Find the string "this" and gather every line that holds it.

[Figure content listings]
──────

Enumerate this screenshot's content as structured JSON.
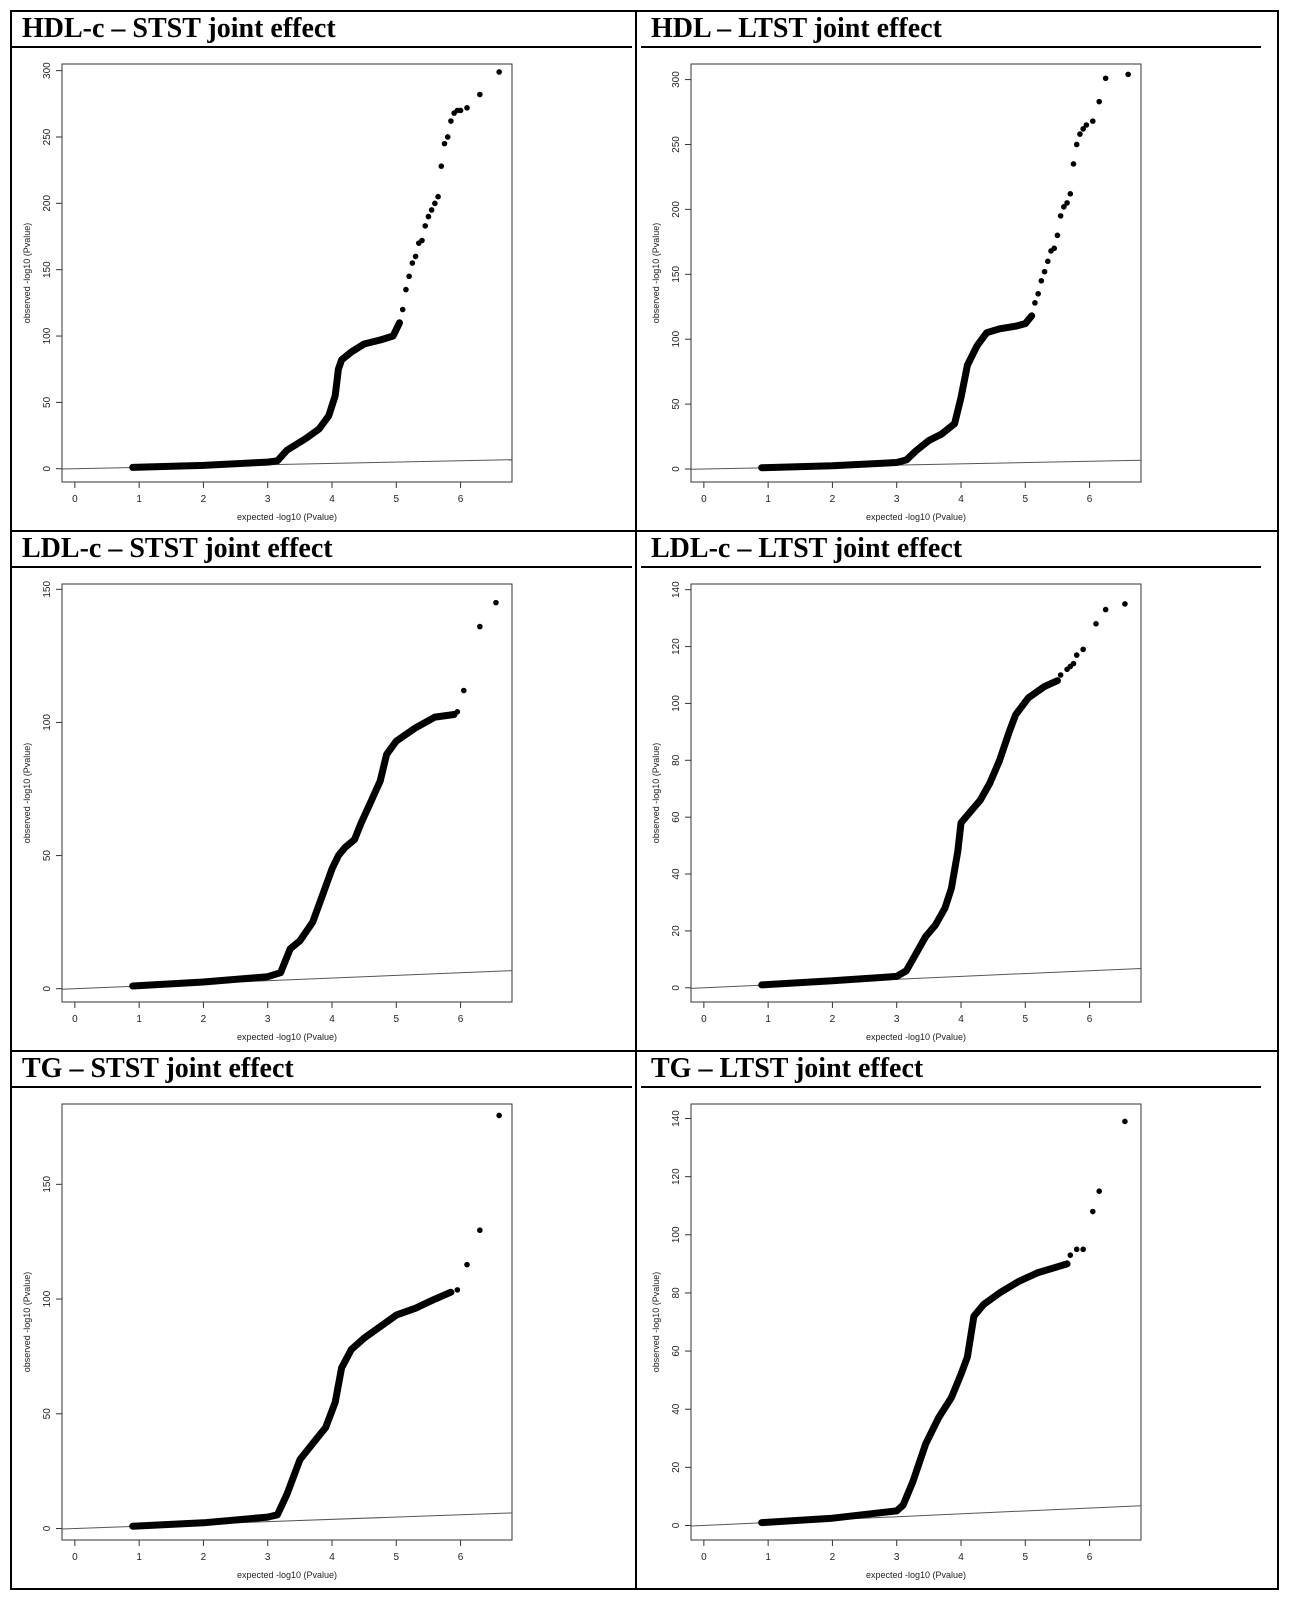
{
  "panels": [
    {
      "title": "HDL-c – STST joint effect",
      "chart_data": {
        "type": "scatter",
        "xlabel": "expected -log10 (Pvalue)",
        "ylabel": "observed -log10 (Pvalue)",
        "xlim": [
          -0.2,
          6.8
        ],
        "ylim": [
          -10,
          305
        ],
        "xticks": [
          0,
          1,
          2,
          3,
          4,
          5,
          6
        ],
        "yticks": [
          0,
          50,
          100,
          150,
          200,
          250,
          300
        ],
        "reference_line": "y=x",
        "curve": [
          [
            0.9,
            1
          ],
          [
            2,
            2.5
          ],
          [
            3,
            5
          ],
          [
            3.15,
            6
          ],
          [
            3.3,
            14
          ],
          [
            3.6,
            23
          ],
          [
            3.8,
            30
          ],
          [
            3.95,
            40
          ],
          [
            4.05,
            55
          ],
          [
            4.1,
            75
          ],
          [
            4.15,
            82
          ],
          [
            4.3,
            88
          ],
          [
            4.5,
            94
          ],
          [
            4.75,
            97
          ],
          [
            4.95,
            100
          ],
          [
            5.05,
            110
          ]
        ],
        "points": [
          [
            5.1,
            120
          ],
          [
            5.15,
            135
          ],
          [
            5.2,
            145
          ],
          [
            5.25,
            155
          ],
          [
            5.3,
            160
          ],
          [
            5.35,
            170
          ],
          [
            5.4,
            172
          ],
          [
            5.45,
            183
          ],
          [
            5.5,
            190
          ],
          [
            5.55,
            195
          ],
          [
            5.6,
            200
          ],
          [
            5.65,
            205
          ],
          [
            5.7,
            228
          ],
          [
            5.75,
            245
          ],
          [
            5.8,
            250
          ],
          [
            5.85,
            262
          ],
          [
            5.9,
            268
          ],
          [
            5.95,
            270
          ],
          [
            6.0,
            270
          ],
          [
            6.1,
            272
          ],
          [
            6.3,
            282
          ],
          [
            6.6,
            299
          ]
        ]
      }
    },
    {
      "title": "HDL – LTST joint effect",
      "chart_data": {
        "type": "scatter",
        "xlabel": "expected -log10 (Pvalue)",
        "ylabel": "observed -log10 (Pvalue)",
        "xlim": [
          -0.2,
          6.8
        ],
        "ylim": [
          -10,
          312
        ],
        "xticks": [
          0,
          1,
          2,
          3,
          4,
          5,
          6
        ],
        "yticks": [
          0,
          50,
          100,
          150,
          200,
          250,
          300
        ],
        "reference_line": "y=x",
        "curve": [
          [
            0.9,
            1
          ],
          [
            2,
            2.5
          ],
          [
            3,
            5
          ],
          [
            3.15,
            7
          ],
          [
            3.3,
            14
          ],
          [
            3.5,
            22
          ],
          [
            3.7,
            27
          ],
          [
            3.9,
            35
          ],
          [
            4.0,
            55
          ],
          [
            4.1,
            80
          ],
          [
            4.25,
            95
          ],
          [
            4.4,
            105
          ],
          [
            4.6,
            108
          ],
          [
            4.85,
            110
          ],
          [
            5.0,
            112
          ],
          [
            5.1,
            118
          ]
        ],
        "points": [
          [
            5.15,
            128
          ],
          [
            5.2,
            135
          ],
          [
            5.25,
            145
          ],
          [
            5.3,
            152
          ],
          [
            5.35,
            160
          ],
          [
            5.4,
            168
          ],
          [
            5.45,
            170
          ],
          [
            5.5,
            180
          ],
          [
            5.55,
            195
          ],
          [
            5.6,
            202
          ],
          [
            5.65,
            205
          ],
          [
            5.7,
            212
          ],
          [
            5.75,
            235
          ],
          [
            5.8,
            250
          ],
          [
            5.85,
            258
          ],
          [
            5.9,
            262
          ],
          [
            5.95,
            265
          ],
          [
            6.05,
            268
          ],
          [
            6.15,
            283
          ],
          [
            6.25,
            301
          ],
          [
            6.6,
            304
          ]
        ]
      }
    },
    {
      "title": "LDL-c – STST joint effect",
      "chart_data": {
        "type": "scatter",
        "xlabel": "expected -log10 (Pvalue)",
        "ylabel": "observed -log10 (Pvalue)",
        "xlim": [
          -0.2,
          6.8
        ],
        "ylim": [
          -5,
          152
        ],
        "xticks": [
          0,
          1,
          2,
          3,
          4,
          5,
          6
        ],
        "yticks": [
          0,
          50,
          100,
          150
        ],
        "reference_line": "y=x",
        "curve": [
          [
            0.9,
            1
          ],
          [
            2,
            2.5
          ],
          [
            3,
            4.5
          ],
          [
            3.2,
            6
          ],
          [
            3.35,
            15
          ],
          [
            3.5,
            18
          ],
          [
            3.7,
            25
          ],
          [
            3.85,
            35
          ],
          [
            4.0,
            45
          ],
          [
            4.1,
            50
          ],
          [
            4.2,
            53
          ],
          [
            4.35,
            56
          ],
          [
            4.45,
            62
          ],
          [
            4.6,
            70
          ],
          [
            4.75,
            78
          ],
          [
            4.85,
            88
          ],
          [
            5.0,
            93
          ],
          [
            5.3,
            98
          ],
          [
            5.6,
            102
          ],
          [
            5.9,
            103
          ]
        ],
        "points": [
          [
            5.95,
            104
          ],
          [
            6.05,
            112
          ],
          [
            6.3,
            136
          ],
          [
            6.55,
            145
          ]
        ]
      }
    },
    {
      "title": "LDL-c – LTST joint effect",
      "chart_data": {
        "type": "scatter",
        "xlabel": "expected -log10 (Pvalue)",
        "ylabel": "observed -log10 (Pvalue)",
        "xlim": [
          -0.2,
          6.8
        ],
        "ylim": [
          -5,
          142
        ],
        "xticks": [
          0,
          1,
          2,
          3,
          4,
          5,
          6
        ],
        "yticks": [
          0,
          20,
          40,
          60,
          80,
          100,
          120,
          140
        ],
        "reference_line": "y=x",
        "curve": [
          [
            0.9,
            1
          ],
          [
            2,
            2.5
          ],
          [
            3,
            4
          ],
          [
            3.15,
            6
          ],
          [
            3.3,
            12
          ],
          [
            3.45,
            18
          ],
          [
            3.6,
            22
          ],
          [
            3.75,
            28
          ],
          [
            3.85,
            35
          ],
          [
            3.95,
            48
          ],
          [
            4.0,
            58
          ],
          [
            4.15,
            62
          ],
          [
            4.3,
            66
          ],
          [
            4.45,
            72
          ],
          [
            4.6,
            80
          ],
          [
            4.75,
            90
          ],
          [
            4.85,
            96
          ],
          [
            5.05,
            102
          ],
          [
            5.3,
            106
          ],
          [
            5.5,
            108
          ]
        ],
        "points": [
          [
            5.55,
            110
          ],
          [
            5.65,
            112
          ],
          [
            5.7,
            113
          ],
          [
            5.75,
            114
          ],
          [
            5.8,
            117
          ],
          [
            5.9,
            119
          ],
          [
            6.1,
            128
          ],
          [
            6.25,
            133
          ],
          [
            6.55,
            135
          ]
        ]
      }
    },
    {
      "title": "TG – STST joint effect",
      "chart_data": {
        "type": "scatter",
        "xlabel": "expected -log10 (Pvalue)",
        "ylabel": "observed -log10 (Pvalue)",
        "xlim": [
          -0.2,
          6.8
        ],
        "ylim": [
          -5,
          185
        ],
        "xticks": [
          0,
          1,
          2,
          3,
          4,
          5,
          6
        ],
        "yticks": [
          0,
          50,
          100,
          150
        ],
        "reference_line": "y=x",
        "curve": [
          [
            0.9,
            1
          ],
          [
            2,
            2.5
          ],
          [
            3,
            5
          ],
          [
            3.15,
            6
          ],
          [
            3.3,
            15
          ],
          [
            3.5,
            30
          ],
          [
            3.7,
            37
          ],
          [
            3.9,
            44
          ],
          [
            4.05,
            55
          ],
          [
            4.15,
            70
          ],
          [
            4.3,
            78
          ],
          [
            4.5,
            83
          ],
          [
            4.75,
            88
          ],
          [
            5.0,
            93
          ],
          [
            5.3,
            96
          ],
          [
            5.6,
            100
          ],
          [
            5.85,
            103
          ]
        ],
        "points": [
          [
            5.95,
            104
          ],
          [
            6.1,
            115
          ],
          [
            6.3,
            130
          ],
          [
            6.6,
            180
          ]
        ]
      }
    },
    {
      "title": "TG – LTST joint effect",
      "chart_data": {
        "type": "scatter",
        "xlabel": "expected -log10 (Pvalue)",
        "ylabel": "observed -log10 (Pvalue)",
        "xlim": [
          -0.2,
          6.8
        ],
        "ylim": [
          -5,
          145
        ],
        "xticks": [
          0,
          1,
          2,
          3,
          4,
          5,
          6
        ],
        "yticks": [
          0,
          20,
          40,
          60,
          80,
          100,
          120,
          140
        ],
        "reference_line": "y=x",
        "curve": [
          [
            0.9,
            1
          ],
          [
            2,
            2.5
          ],
          [
            3,
            5
          ],
          [
            3.1,
            7
          ],
          [
            3.25,
            15
          ],
          [
            3.45,
            28
          ],
          [
            3.65,
            37
          ],
          [
            3.85,
            44
          ],
          [
            4.0,
            52
          ],
          [
            4.1,
            58
          ],
          [
            4.2,
            72
          ],
          [
            4.35,
            76
          ],
          [
            4.6,
            80
          ],
          [
            4.9,
            84
          ],
          [
            5.2,
            87
          ],
          [
            5.5,
            89
          ],
          [
            5.65,
            90
          ]
        ],
        "points": [
          [
            5.7,
            93
          ],
          [
            5.8,
            95
          ],
          [
            5.9,
            95
          ],
          [
            6.05,
            108
          ],
          [
            6.15,
            115
          ],
          [
            6.55,
            139
          ]
        ]
      }
    }
  ]
}
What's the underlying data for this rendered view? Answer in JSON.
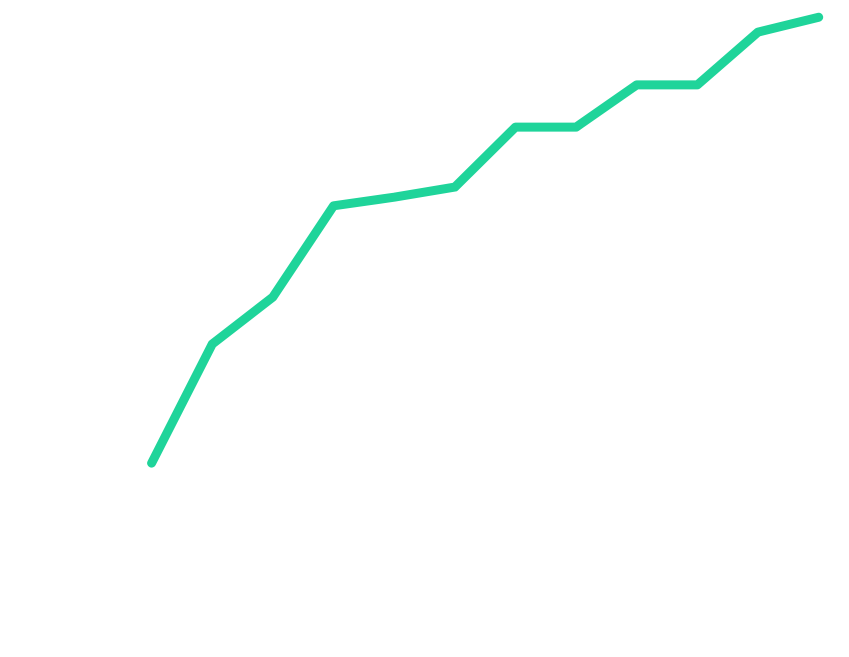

──────

### Full solution
Enumerate this screenshot's content as structured JSON.
What's the underlying data for this rendered view? Answer in JSON.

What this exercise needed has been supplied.